--- Raw records ---
⟨

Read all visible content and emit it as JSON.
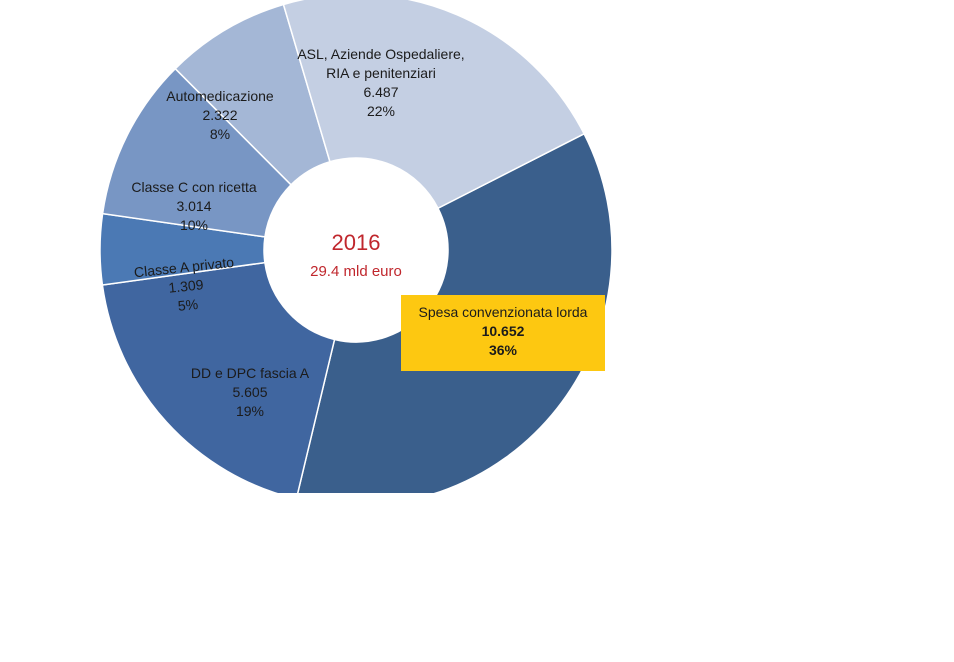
{
  "chart_data": {
    "type": "pie",
    "center_title": "2016",
    "center_subtitle": "29.4 mld euro",
    "slices": [
      {
        "name": "Spesa convenzionata lorda",
        "value_label": "10.652",
        "value": 10.652,
        "percent_label": "36%",
        "percent": 36,
        "color": "#3a5f8c",
        "highlighted": true
      },
      {
        "name": "DD e DPC fascia A",
        "value_label": "5.605",
        "value": 5.605,
        "percent_label": "19%",
        "percent": 19,
        "color": "#4066a0"
      },
      {
        "name": "Classe A privato",
        "value_label": "1.309",
        "value": 1.309,
        "percent_label": "5%",
        "percent": 5,
        "color": "#4b79b4"
      },
      {
        "name": "Classe C con ricetta",
        "value_label": "3.014",
        "value": 3.014,
        "percent_label": "10%",
        "percent": 10,
        "color": "#7896c4"
      },
      {
        "name": "Automedicazione",
        "value_label": "2.322",
        "value": 2.322,
        "percent_label": "8%",
        "percent": 8,
        "color": "#a4b7d6"
      },
      {
        "name": "ASL, Aziende Ospedaliere,",
        "name_line2": "RIA e penitenziari",
        "value_label": "6.487",
        "value": 6.487,
        "percent_label": "22%",
        "percent": 22,
        "color": "#c4cfe3"
      }
    ]
  },
  "colors": {
    "center_text": "#c0272d",
    "highlight_fill": "#fdc811",
    "background": "#ffffff"
  }
}
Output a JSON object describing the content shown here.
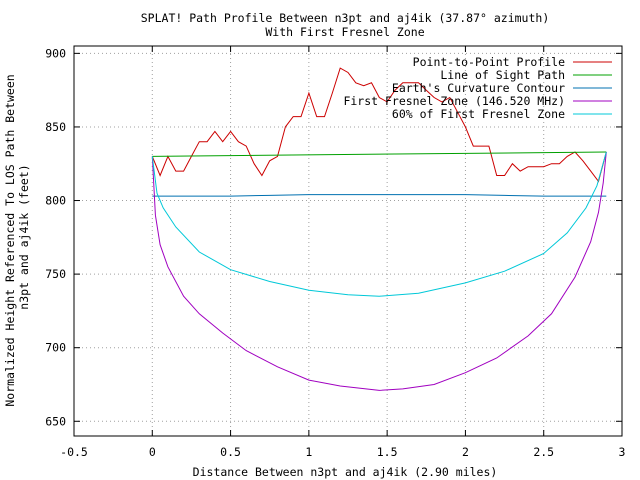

⟩

--- Directions for this task ---
Restate the data above exactly, stripping out each image.

--- Solution to the exercise ---
Read all visible content and emit it as JSON.
{
  "chart_data": {
    "type": "pie",
    "center_title": "2016",
    "center_subtitle": "29.4 mld euro",
    "slices": [
      {
        "name": "Spesa convenzionata lorda",
        "value_label": "10.652",
        "value": 10.652,
        "percent_label": "36%",
        "percent": 36,
        "color": "#3a5f8c",
        "highlighted": true
      },
      {
        "name": "DD e DPC fascia A",
        "value_label": "5.605",
        "value": 5.605,
        "percent_label": "19%",
        "percent": 19,
        "color": "#4066a0"
      },
      {
        "name": "Classe A privato",
        "value_label": "1.309",
        "value": 1.309,
        "percent_label": "5%",
        "percent": 5,
        "color": "#4b79b4"
      },
      {
        "name": "Classe C con ricetta",
        "value_label": "3.014",
        "value": 3.014,
        "percent_label": "10%",
        "percent": 10,
        "color": "#7896c4"
      },
      {
        "name": "Automedicazione",
        "value_label": "2.322",
        "value": 2.322,
        "percent_label": "8%",
        "percent": 8,
        "color": "#a4b7d6"
      },
      {
        "name": "ASL, Aziende Ospedaliere,",
        "name_line2": "RIA e penitenziari",
        "value_label": "6.487",
        "value": 6.487,
        "percent_label": "22%",
        "percent": 22,
        "color": "#c4cfe3"
      }
    ]
  },
  "colors": {
    "center_text": "#c0272d",
    "highlight_fill": "#fdc811",
    "background": "#ffffff"
  }
}
Output a JSON object describing the content shown here.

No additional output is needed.